### YOUR INSTRUCTIONS
Identify the lines holding "structured" and copy them.

==*==

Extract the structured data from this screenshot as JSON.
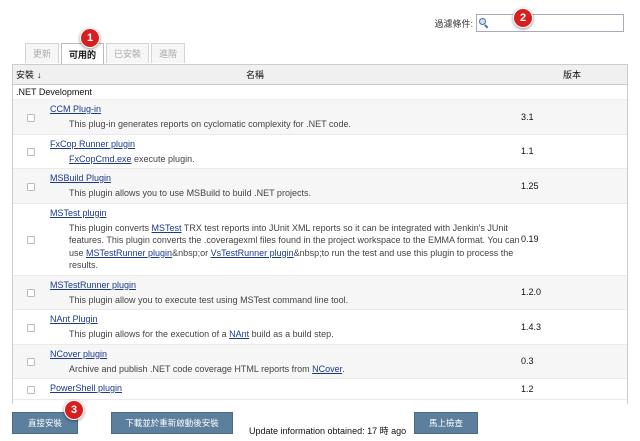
{
  "filter": {
    "label": "過濾條件:",
    "value": "",
    "icon": "search-icon"
  },
  "tabs": [
    {
      "label": "更新",
      "active": false
    },
    {
      "label": "可用的",
      "active": true
    },
    {
      "label": "已安裝",
      "active": false
    },
    {
      "label": "進階",
      "active": false
    }
  ],
  "table": {
    "col_install": "安裝",
    "sort_indicator": "↓",
    "col_name": "名稱",
    "col_version": "版本",
    "category": ".NET Development",
    "plugins": [
      {
        "name": "CCM Plug-in",
        "version": "3.1",
        "desc": [
          {
            "t": "This plug-in generates reports on cyclomatic complexity for .NET code."
          }
        ]
      },
      {
        "name": "FxCop Runner plugin",
        "version": "1.1",
        "desc": [
          {
            "t": "FxCopCmd.exe",
            "link": true
          },
          {
            "t": " execute plugin."
          }
        ]
      },
      {
        "name": "MSBuild Plugin",
        "version": "1.25",
        "desc": [
          {
            "t": "This plugin allows you to use MSBuild to build .NET projects."
          }
        ]
      },
      {
        "name": "MSTest plugin",
        "version": "0.19",
        "desc": [
          {
            "t": "This plugin converts "
          },
          {
            "t": "MSTest",
            "link": true
          },
          {
            "t": " TRX test reports into JUnit XML reports so it can be integrated with Jenkin's JUnit features. This plugin converts the .coveragexml files found in the project workspace to the EMMA format. You can use "
          },
          {
            "t": "MSTestRunner plugin",
            "link": true
          },
          {
            "t": "&nbsp;or "
          },
          {
            "t": "VsTestRunner plugin",
            "link": true
          },
          {
            "t": "&nbsp;to run the test and use this plugin to process the results."
          }
        ]
      },
      {
        "name": "MSTestRunner plugin",
        "version": "1.2.0",
        "desc": [
          {
            "t": "This plugin allow you to execute test using MSTest command line tool."
          }
        ]
      },
      {
        "name": "NAnt Plugin",
        "version": "1.4.3",
        "desc": [
          {
            "t": "This plugin allows for the execution of a "
          },
          {
            "t": "NAnt",
            "link": true
          },
          {
            "t": " build as a build step."
          }
        ]
      },
      {
        "name": "NCover plugin",
        "version": "0.3",
        "desc": [
          {
            "t": "Archive and publish .NET code coverage HTML reports from "
          },
          {
            "t": "NCover",
            "link": true
          },
          {
            "t": "."
          }
        ]
      },
      {
        "name": "PowerShell plugin",
        "version": "1.2",
        "desc": []
      }
    ]
  },
  "footer": {
    "install_button": "直接安裝",
    "download_button": "下載並於重新啟動後安裝",
    "update_info": "Update information obtained: 17 時 ago",
    "check_button": "馬上檢查"
  },
  "badges": [
    "1",
    "2",
    "3"
  ],
  "colors": {
    "button": "#5c7f9e",
    "badge": "#d62020",
    "link": "#1a3a8c"
  }
}
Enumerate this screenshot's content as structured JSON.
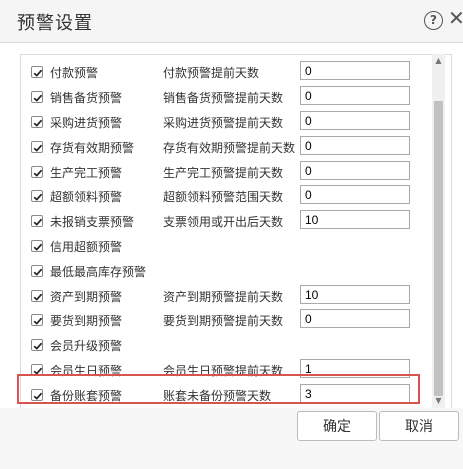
{
  "dialog": {
    "title": "预警设置",
    "help_icon": "question-circle-icon",
    "close_icon": "close-icon"
  },
  "rows": [
    {
      "label": "付款预警",
      "checked": true,
      "setting_label": "付款预警提前天数",
      "value": "0"
    },
    {
      "label": "销售备货预警",
      "checked": true,
      "setting_label": "销售备货预警提前天数",
      "value": "0"
    },
    {
      "label": "采购进货预警",
      "checked": true,
      "setting_label": "采购进货预警提前天数",
      "value": "0"
    },
    {
      "label": "存货有效期预警",
      "checked": true,
      "setting_label": "存货有效期预警提前天数",
      "value": "0"
    },
    {
      "label": "生产完工预警",
      "checked": true,
      "setting_label": "生产完工预警提前天数",
      "value": "0"
    },
    {
      "label": "超额领料预警",
      "checked": true,
      "setting_label": "超额领料预警范围天数",
      "value": "0"
    },
    {
      "label": "未报销支票预警",
      "checked": true,
      "setting_label": "支票领用或开出后天数",
      "value": "10"
    },
    {
      "label": "信用超额预警",
      "checked": true
    },
    {
      "label": "最低最高库存预警",
      "checked": true
    },
    {
      "label": "资产到期预警",
      "checked": true,
      "setting_label": "资产到期预警提前天数",
      "value": "10"
    },
    {
      "label": "要货到期预警",
      "checked": true,
      "setting_label": "要货到期预警提前天数",
      "value": "0"
    },
    {
      "label": "会员升级预警",
      "checked": true
    },
    {
      "label": "会员生日预警",
      "checked": true,
      "setting_label": "会员生日预警提前天数",
      "value": "1"
    },
    {
      "label": "备份账套预警",
      "checked": true,
      "setting_label": "账套未备份预警天数",
      "value": "3"
    }
  ],
  "footer": {
    "ok_label": "确定",
    "cancel_label": "取消"
  },
  "colors": {
    "highlight_border": "#d9534f"
  }
}
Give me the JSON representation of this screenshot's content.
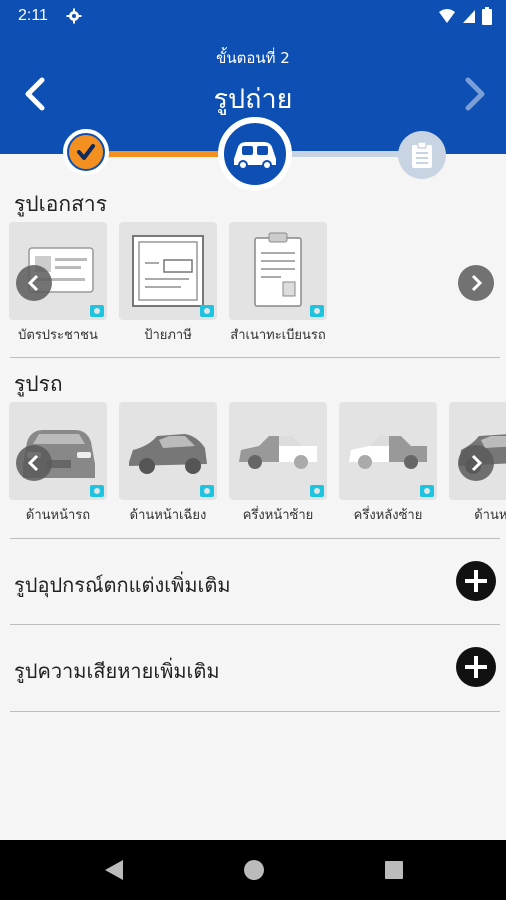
{
  "status_bar": {
    "time": "2:11",
    "icons": [
      "gear-icon",
      "wifi-icon",
      "signal-icon",
      "battery-icon"
    ]
  },
  "header": {
    "step_label": "ขั้นตอนที่ 2",
    "title": "รูปถ่าย"
  },
  "progress": {
    "steps": [
      "check-icon",
      "car-icon",
      "clipboard-icon"
    ],
    "current_step": 2
  },
  "documents": {
    "title": "รูปเอกสาร",
    "items": [
      {
        "label": "บัตรประชาชน",
        "icon": "id-card-icon"
      },
      {
        "label": "ป้ายภาษี",
        "icon": "tax-sign-icon"
      },
      {
        "label": "สำเนาทะเบียนรถ",
        "icon": "registration-doc-icon"
      }
    ]
  },
  "car_photos": {
    "title": "รูปรถ",
    "items": [
      {
        "label": "ด้านหน้ารถ",
        "icon": "car-front-icon"
      },
      {
        "label": "ด้านหน้าเฉียง",
        "icon": "car-front-angle-icon"
      },
      {
        "label": "ครึ่งหน้าซ้าย",
        "icon": "car-front-left-icon"
      },
      {
        "label": "ครึ่งหลังซ้าย",
        "icon": "car-rear-left-icon"
      },
      {
        "label": "ด้านหลัง",
        "icon": "car-rear-angle-icon"
      }
    ]
  },
  "extra": [
    {
      "label": "รูปอุปกรณ์ตกแต่งเพิ่มเติม"
    },
    {
      "label": "รูปความเสียหายเพิ่มเติม"
    }
  ],
  "colors": {
    "primary": "#0d4fb3",
    "accent": "#f39020",
    "inactive": "#c9d4e3",
    "camera": "#1ec3e0"
  }
}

==*==

### EXERCISE RESPONSE
Extract the structured data from this screenshot as JSON.
Enumerate this screenshot's content as structured JSON.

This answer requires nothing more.